_Given task:_ Extract the text of each entry below exactly, leaving every image behind.

== Records provided ==

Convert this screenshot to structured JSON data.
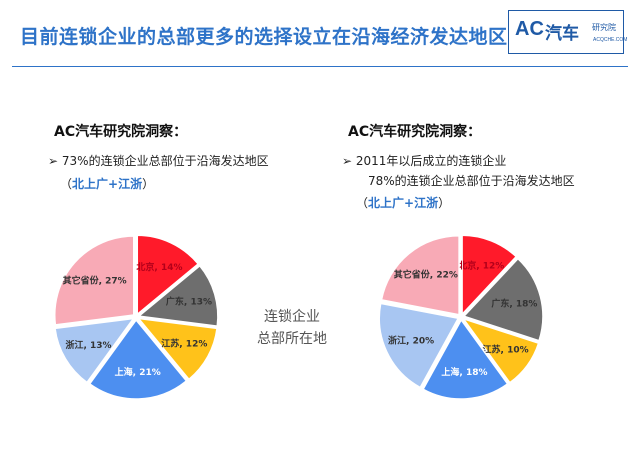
{
  "header": {
    "title": "目前连锁企业的总部更多的选择设立在沿海经济发达地区",
    "logo_ac": "AC",
    "logo_qc": "汽车",
    "logo_yjy": "研究院",
    "logo_site": "ACQCHE.COM"
  },
  "left": {
    "insight": "AC汽车研究院洞察：",
    "bullet_marker": "➢",
    "line1": "73%的连锁企业总部位于沿海发达地区",
    "paren_open": "（",
    "highlight": "北上广+江浙",
    "paren_close": "）"
  },
  "right": {
    "insight": "AC汽车研究院洞察：",
    "bullet_marker": "➢",
    "line1": "2011年以后成立的连锁企业",
    "line2": "78%的连锁企业总部位于沿海发达地区",
    "paren_open": "（",
    "highlight": "北上广+江浙",
    "paren_close": "）"
  },
  "center": {
    "line1": "连锁企业",
    "line2": "总部所在地"
  },
  "chart_data": [
    {
      "type": "pie",
      "labels": [
        "北京",
        "广东",
        "江苏",
        "上海",
        "浙江",
        "其它省份"
      ],
      "values": [
        14,
        13,
        12,
        21,
        13,
        27
      ],
      "colors": [
        "#ff1a2a",
        "#6e6e6e",
        "#ffc21a",
        "#4d8ff0",
        "#a8c6f2",
        "#f8aab6"
      ]
    },
    {
      "type": "pie",
      "labels": [
        "北京",
        "广东",
        "江苏",
        "上海",
        "浙江",
        "其它省份"
      ],
      "values": [
        12,
        18,
        10,
        18,
        20,
        22
      ],
      "colors": [
        "#ff1a2a",
        "#6e6e6e",
        "#ffc21a",
        "#4d8ff0",
        "#a8c6f2",
        "#f8aab6"
      ]
    }
  ]
}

===

_Reply:_
Convert this screenshot to structured JSON data.
{
  "header": {
    "title": "目前连锁企业的总部更多的选择设立在沿海经济发达地区",
    "logo_ac": "AC",
    "logo_qc": "汽车",
    "logo_yjy": "研究院",
    "logo_site": "ACQCHE.COM"
  },
  "left": {
    "insight": "AC汽车研究院洞察：",
    "bullet_marker": "➢",
    "line1": "73%的连锁企业总部位于沿海发达地区",
    "paren_open": "（",
    "highlight": "北上广+江浙",
    "paren_close": "）"
  },
  "right": {
    "insight": "AC汽车研究院洞察：",
    "bullet_marker": "➢",
    "line1": "2011年以后成立的连锁企业",
    "line2": "78%的连锁企业总部位于沿海发达地区",
    "paren_open": "（",
    "highlight": "北上广+江浙",
    "paren_close": "）"
  },
  "center": {
    "line1": "连锁企业",
    "line2": "总部所在地"
  },
  "chart_data": [
    {
      "type": "pie",
      "labels": [
        "北京",
        "广东",
        "江苏",
        "上海",
        "浙江",
        "其它省份"
      ],
      "values": [
        14,
        13,
        12,
        21,
        13,
        27
      ],
      "colors": [
        "#ff1a2a",
        "#6e6e6e",
        "#ffc21a",
        "#4d8ff0",
        "#a8c6f2",
        "#f8aab6"
      ]
    },
    {
      "type": "pie",
      "labels": [
        "北京",
        "广东",
        "江苏",
        "上海",
        "浙江",
        "其它省份"
      ],
      "values": [
        12,
        18,
        10,
        18,
        20,
        22
      ],
      "colors": [
        "#ff1a2a",
        "#6e6e6e",
        "#ffc21a",
        "#4d8ff0",
        "#a8c6f2",
        "#f8aab6"
      ]
    }
  ]
}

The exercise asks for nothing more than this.